What is needed: Write the records below out again exactly as given, with no images.

Records for the task:
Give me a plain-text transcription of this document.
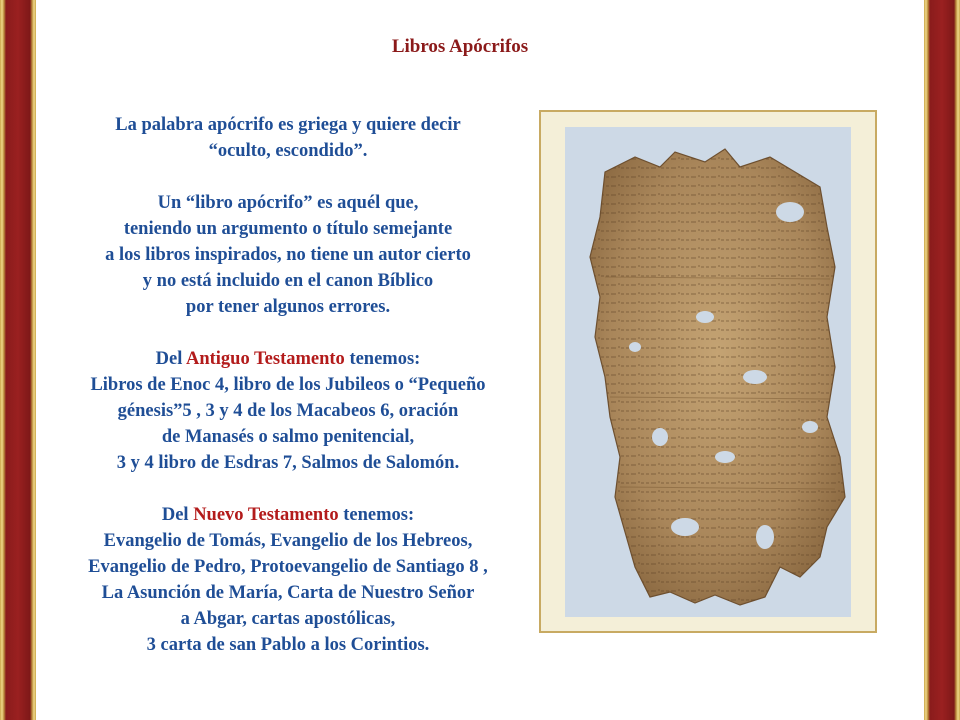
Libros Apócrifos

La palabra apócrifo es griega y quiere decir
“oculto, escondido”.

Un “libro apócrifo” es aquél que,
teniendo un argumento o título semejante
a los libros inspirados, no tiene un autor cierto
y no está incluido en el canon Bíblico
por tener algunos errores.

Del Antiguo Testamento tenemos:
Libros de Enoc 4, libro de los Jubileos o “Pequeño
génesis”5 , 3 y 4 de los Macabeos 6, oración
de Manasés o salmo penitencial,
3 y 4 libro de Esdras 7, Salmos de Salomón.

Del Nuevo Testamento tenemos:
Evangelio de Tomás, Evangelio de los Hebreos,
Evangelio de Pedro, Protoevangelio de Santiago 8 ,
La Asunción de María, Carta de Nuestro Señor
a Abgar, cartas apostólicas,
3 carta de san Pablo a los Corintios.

Full output:
Give me a plain-text transcription of this document.
Libros Apócrifos

La palabra apócrifo es griega y quiere decir
“oculto, escondido”.

Un “libro apócrifo” es aquél que,
teniendo un argumento o título semejante
a los libros inspirados, no tiene un autor cierto
y no está incluido en el canon Bíblico
por tener algunos errores.

Del Antiguo Testamento tenemos:
Libros de Enoc 4, libro de los Jubileos o “Pequeño
génesis”5 , 3 y 4 de los Macabeos 6, oración
de Manasés o salmo penitencial,
3 y 4 libro de Esdras 7, Salmos de Salomón.

Del Nuevo Testamento tenemos:
Evangelio de Tomás, Evangelio de los Hebreos,
Evangelio de Pedro, Protoevangelio de Santiago 8 ,
La Asunción de María, Carta de Nuestro Señor
a Abgar, cartas apostólicas,
3 carta de san Pablo a los Corintios.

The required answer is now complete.